Given exercise: Transcribe everything in the data word for word. Pictures are left out.

Records:
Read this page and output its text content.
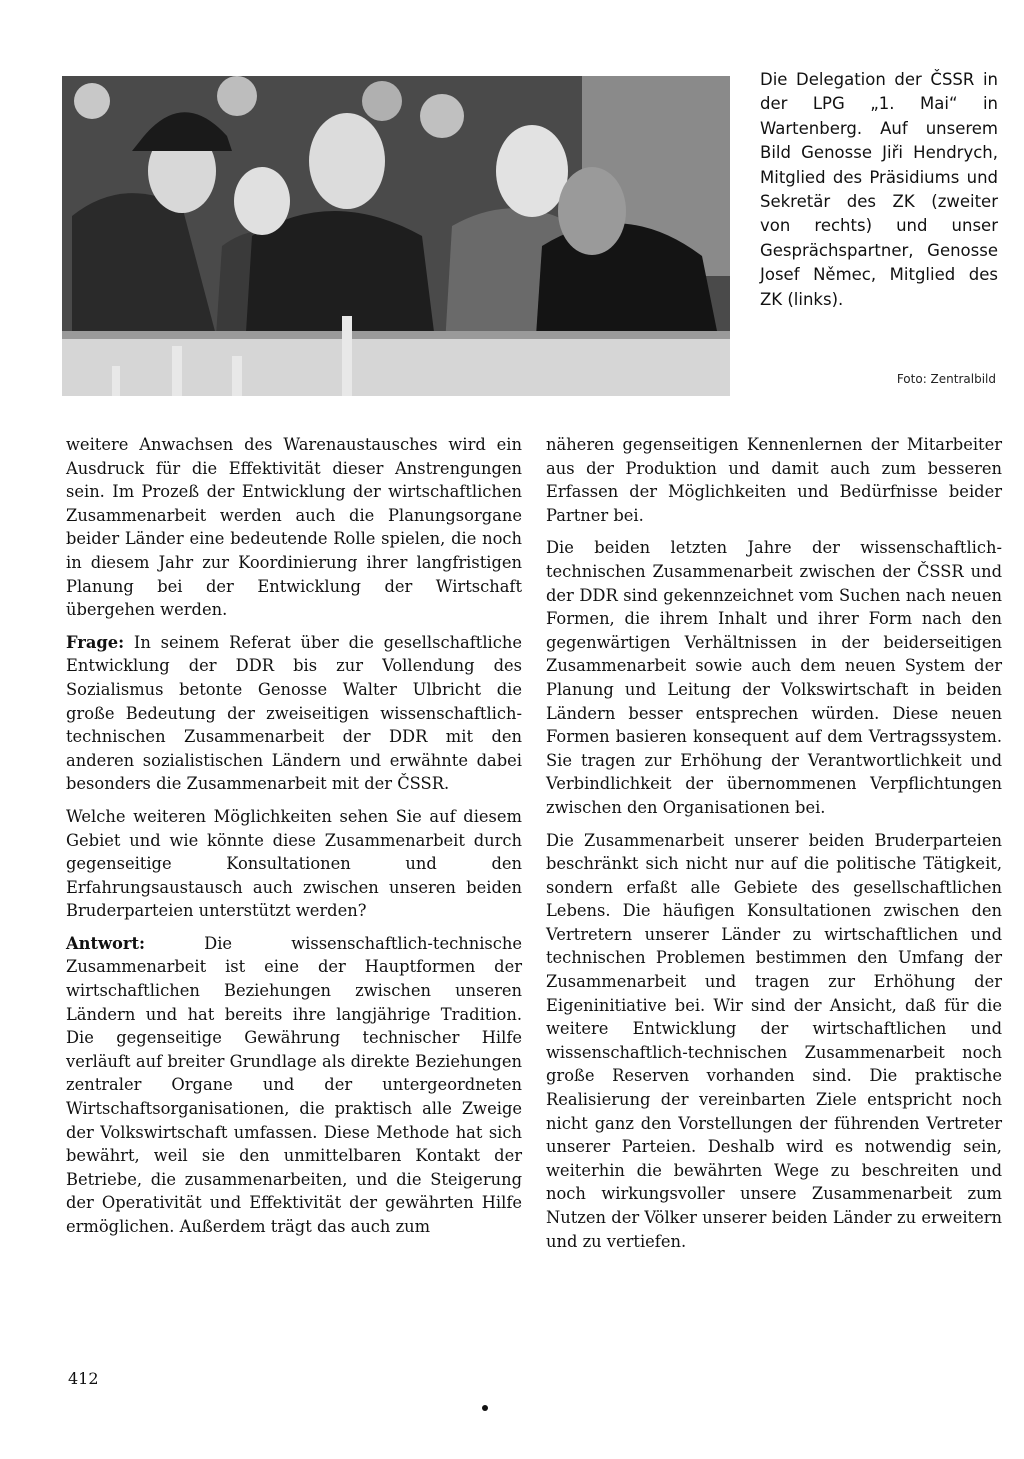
Die Delegation der ČSSR in der LPG „1. Mai“ in Wartenberg. Auf unserem Bild Genosse Jiři Hendrych, Mitglied des Präsidiums und Sekretär des ZK (zweiter von rechts) und unser Gesprächspartner, Genosse Josef Němec, Mitglied des ZK (links).
Foto: Zentralbild

weitere Anwachsen des Warenaustausches wird ein Ausdruck für die Effektivität dieser Anstrengungen sein. Im Prozeß der Entwicklung der wirtschaftlichen Zusammenarbeit werden auch die Planungsorgane beider Länder eine bedeutende Rolle spielen, die noch in diesem Jahr zur Koordinierung ihrer langfristigen Planung bei der Entwicklung der Wirtschaft übergehen werden.

Frage: In seinem Referat über die gesellschaftliche Entwicklung der DDR bis zur Vollendung des Sozialismus betonte Genosse Walter Ulbricht die große Bedeutung der zweiseitigen wissenschaftlich-technischen Zusammenarbeit der DDR mit den anderen sozialistischen Ländern und erwähnte dabei besonders die Zusammenarbeit mit der ČSSR.

Welche weiteren Möglichkeiten sehen Sie auf diesem Gebiet und wie könnte diese Zusammenarbeit durch gegenseitige Konsultationen und den Erfahrungsaustausch auch zwischen unseren beiden Bruderparteien unterstützt werden?

Antwort: Die wissenschaftlich-technische Zusammenarbeit ist eine der Hauptformen der wirtschaftlichen Beziehungen zwischen unseren Ländern und hat bereits ihre langjährige Tradition. Die gegenseitige Gewährung technischer Hilfe verläuft auf breiter Grundlage als direkte Beziehungen zentraler Organe und der untergeordneten Wirtschaftsorganisationen, die praktisch alle Zweige der Volkswirtschaft umfassen. Diese Methode hat sich bewährt, weil sie den unmittelbaren Kontakt der Betriebe, die zusammenarbeiten, und die Steigerung der Operativität und Effektivität der gewährten Hilfe ermöglichen. Außerdem trägt das auch zum

näheren gegenseitigen Kennenlernen der Mitarbeiter aus der Produktion und damit auch zum besseren Erfassen der Möglichkeiten und Bedürfnisse beider Partner bei.

Die beiden letzten Jahre der wissenschaftlich-technischen Zusammenarbeit zwischen der ČSSR und der DDR sind gekennzeichnet vom Suchen nach neuen Formen, die ihrem Inhalt und ihrer Form nach den gegenwärtigen Verhältnissen in der beiderseitigen Zusammenarbeit sowie auch dem neuen System der Planung und Leitung der Volkswirtschaft in beiden Ländern besser entsprechen würden. Diese neuen Formen basieren konsequent auf dem Vertragssystem. Sie tragen zur Erhöhung der Verantwortlichkeit und Verbindlichkeit der übernommenen Verpflichtungen zwischen den Organisationen bei.

Die Zusammenarbeit unserer beiden Bruderparteien beschränkt sich nicht nur auf die politische Tätigkeit, sondern erfaßt alle Gebiete des gesellschaftlichen Lebens. Die häufigen Konsultationen zwischen den Vertretern unserer Länder zu wirtschaftlichen und technischen Problemen bestimmen den Umfang der Zusammenarbeit und tragen zur Erhöhung der Eigeninitiative bei. Wir sind der Ansicht, daß für die weitere Entwicklung der wirtschaftlichen und wissenschaftlich-technischen Zusammenarbeit noch große Reserven vorhanden sind. Die praktische Realisierung der vereinbarten Ziele entspricht noch nicht ganz den Vorstellungen der führenden Vertreter unserer Parteien. Deshalb wird es notwendig sein, weiterhin die bewährten Wege zu beschreiten und noch wirkungsvoller unsere Zusammenarbeit zum Nutzen der Völker unserer beiden Länder zu erweitern und zu vertiefen.

412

Result below:
Read this page and output its text content.
Die Delegation der ČSSR in der LPG „1. Mai“ in Wartenberg. Auf unserem Bild Genosse Jiři Hendrych, Mitglied des Präsidiums und Sekretär des ZK (zweiter von rechts) und unser Gesprächspartner, Genosse Josef Němec, Mitglied des ZK (links).
Foto: Zentralbild

weitere Anwachsen des Warenaustausches wird ein Ausdruck für die Effektivität dieser Anstrengungen sein. Im Prozeß der Entwicklung der wirtschaftlichen Zusammenarbeit werden auch die Planungsorgane beider Länder eine bedeutende Rolle spielen, die noch in diesem Jahr zur Koordinierung ihrer langfristigen Planung bei der Entwicklung der Wirtschaft übergehen werden.

Frage: In seinem Referat über die gesellschaftliche Entwicklung der DDR bis zur Vollendung des Sozialismus betonte Genosse Walter Ulbricht die große Bedeutung der zweiseitigen wissenschaftlich-technischen Zusammenarbeit der DDR mit den anderen sozialistischen Ländern und erwähnte dabei besonders die Zusammenarbeit mit der ČSSR.

Welche weiteren Möglichkeiten sehen Sie auf diesem Gebiet und wie könnte diese Zusammenarbeit durch gegenseitige Konsultationen und den Erfahrungsaustausch auch zwischen unseren beiden Bruderparteien unterstützt werden?

Antwort: Die wissenschaftlich-technische Zusammenarbeit ist eine der Hauptformen der wirtschaftlichen Beziehungen zwischen unseren Ländern und hat bereits ihre langjährige Tradition. Die gegenseitige Gewährung technischer Hilfe verläuft auf breiter Grundlage als direkte Beziehungen zentraler Organe und der untergeordneten Wirtschaftsorganisationen, die praktisch alle Zweige der Volkswirtschaft umfassen. Diese Methode hat sich bewährt, weil sie den unmittelbaren Kontakt der Betriebe, die zusammenarbeiten, und die Steigerung der Operativität und Effektivität der gewährten Hilfe ermöglichen. Außerdem trägt das auch zum

näheren gegenseitigen Kennenlernen der Mitarbeiter aus der Produktion und damit auch zum besseren Erfassen der Möglichkeiten und Bedürfnisse beider Partner bei.

Die beiden letzten Jahre der wissenschaftlich-technischen Zusammenarbeit zwischen der ČSSR und der DDR sind gekennzeichnet vom Suchen nach neuen Formen, die ihrem Inhalt und ihrer Form nach den gegenwärtigen Verhältnissen in der beiderseitigen Zusammenarbeit sowie auch dem neuen System der Planung und Leitung der Volkswirtschaft in beiden Ländern besser entsprechen würden. Diese neuen Formen basieren konsequent auf dem Vertragssystem. Sie tragen zur Erhöhung der Verantwortlichkeit und Verbindlichkeit der übernommenen Verpflichtungen zwischen den Organisationen bei.

Die Zusammenarbeit unserer beiden Bruderparteien beschränkt sich nicht nur auf die politische Tätigkeit, sondern erfaßt alle Gebiete des gesellschaftlichen Lebens. Die häufigen Konsultationen zwischen den Vertretern unserer Länder zu wirtschaftlichen und technischen Problemen bestimmen den Umfang der Zusammenarbeit und tragen zur Erhöhung der Eigeninitiative bei. Wir sind der Ansicht, daß für die weitere Entwicklung der wirtschaftlichen und wissenschaftlich-technischen Zusammenarbeit noch große Reserven vorhanden sind. Die praktische Realisierung der vereinbarten Ziele entspricht noch nicht ganz den Vorstellungen der führenden Vertreter unserer Parteien. Deshalb wird es notwendig sein, weiterhin die bewährten Wege zu beschreiten und noch wirkungsvoller unsere Zusammenarbeit zum Nutzen der Völker unserer beiden Länder zu erweitern und zu vertiefen.

412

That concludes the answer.